Data entries
◇ ◇ ◇ ◇

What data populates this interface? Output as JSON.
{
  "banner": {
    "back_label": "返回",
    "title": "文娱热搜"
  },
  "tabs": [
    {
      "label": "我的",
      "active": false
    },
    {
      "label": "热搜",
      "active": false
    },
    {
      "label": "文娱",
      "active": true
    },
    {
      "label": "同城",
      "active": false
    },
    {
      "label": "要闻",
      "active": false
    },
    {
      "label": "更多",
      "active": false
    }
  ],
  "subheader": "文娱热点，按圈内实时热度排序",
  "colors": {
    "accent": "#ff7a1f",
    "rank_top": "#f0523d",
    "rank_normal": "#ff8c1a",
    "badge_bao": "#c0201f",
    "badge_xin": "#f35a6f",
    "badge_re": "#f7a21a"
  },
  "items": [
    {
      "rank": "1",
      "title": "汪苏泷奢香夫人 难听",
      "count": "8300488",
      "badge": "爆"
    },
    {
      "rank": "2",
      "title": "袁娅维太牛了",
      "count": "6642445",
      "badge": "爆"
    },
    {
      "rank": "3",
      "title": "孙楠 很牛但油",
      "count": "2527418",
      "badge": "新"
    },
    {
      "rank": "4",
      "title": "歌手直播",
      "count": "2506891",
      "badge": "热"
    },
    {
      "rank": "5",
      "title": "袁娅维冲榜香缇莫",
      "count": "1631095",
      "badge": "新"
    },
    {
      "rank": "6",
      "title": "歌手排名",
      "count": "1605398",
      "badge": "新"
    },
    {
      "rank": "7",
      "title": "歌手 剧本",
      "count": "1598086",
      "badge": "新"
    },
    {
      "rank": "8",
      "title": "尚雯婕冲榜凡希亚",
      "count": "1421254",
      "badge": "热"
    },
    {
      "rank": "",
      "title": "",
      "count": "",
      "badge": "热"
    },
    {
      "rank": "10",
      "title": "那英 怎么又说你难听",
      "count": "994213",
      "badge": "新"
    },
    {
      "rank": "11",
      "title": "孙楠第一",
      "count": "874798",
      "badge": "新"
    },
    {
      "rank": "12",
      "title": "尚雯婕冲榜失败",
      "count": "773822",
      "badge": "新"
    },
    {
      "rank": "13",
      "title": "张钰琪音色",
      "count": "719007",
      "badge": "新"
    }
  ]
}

◇ ◇ ◇ ◇

TASK GOAL: Give an exact copy of all the data shown above.

WRITTEN REPLY:
What data populates this interface? Output as JSON.
{
  "banner": {
    "back_label": "返回",
    "title": "文娱热搜"
  },
  "tabs": [
    {
      "label": "我的",
      "active": false
    },
    {
      "label": "热搜",
      "active": false
    },
    {
      "label": "文娱",
      "active": true
    },
    {
      "label": "同城",
      "active": false
    },
    {
      "label": "要闻",
      "active": false
    },
    {
      "label": "更多",
      "active": false
    }
  ],
  "subheader": "文娱热点，按圈内实时热度排序",
  "colors": {
    "accent": "#ff7a1f",
    "rank_top": "#f0523d",
    "rank_normal": "#ff8c1a",
    "badge_bao": "#c0201f",
    "badge_xin": "#f35a6f",
    "badge_re": "#f7a21a"
  },
  "items": [
    {
      "rank": "1",
      "title": "汪苏泷奢香夫人 难听",
      "count": "8300488",
      "badge": "爆"
    },
    {
      "rank": "2",
      "title": "袁娅维太牛了",
      "count": "6642445",
      "badge": "爆"
    },
    {
      "rank": "3",
      "title": "孙楠 很牛但油",
      "count": "2527418",
      "badge": "新"
    },
    {
      "rank": "4",
      "title": "歌手直播",
      "count": "2506891",
      "badge": "热"
    },
    {
      "rank": "5",
      "title": "袁娅维冲榜香缇莫",
      "count": "1631095",
      "badge": "新"
    },
    {
      "rank": "6",
      "title": "歌手排名",
      "count": "1605398",
      "badge": "新"
    },
    {
      "rank": "7",
      "title": "歌手 剧本",
      "count": "1598086",
      "badge": "新"
    },
    {
      "rank": "8",
      "title": "尚雯婕冲榜凡希亚",
      "count": "1421254",
      "badge": "热"
    },
    {
      "rank": "",
      "title": "",
      "count": "",
      "badge": "热"
    },
    {
      "rank": "10",
      "title": "那英 怎么又说你难听",
      "count": "994213",
      "badge": "新"
    },
    {
      "rank": "11",
      "title": "孙楠第一",
      "count": "874798",
      "badge": "新"
    },
    {
      "rank": "12",
      "title": "尚雯婕冲榜失败",
      "count": "773822",
      "badge": "新"
    },
    {
      "rank": "13",
      "title": "张钰琪音色",
      "count": "719007",
      "badge": "新"
    }
  ]
}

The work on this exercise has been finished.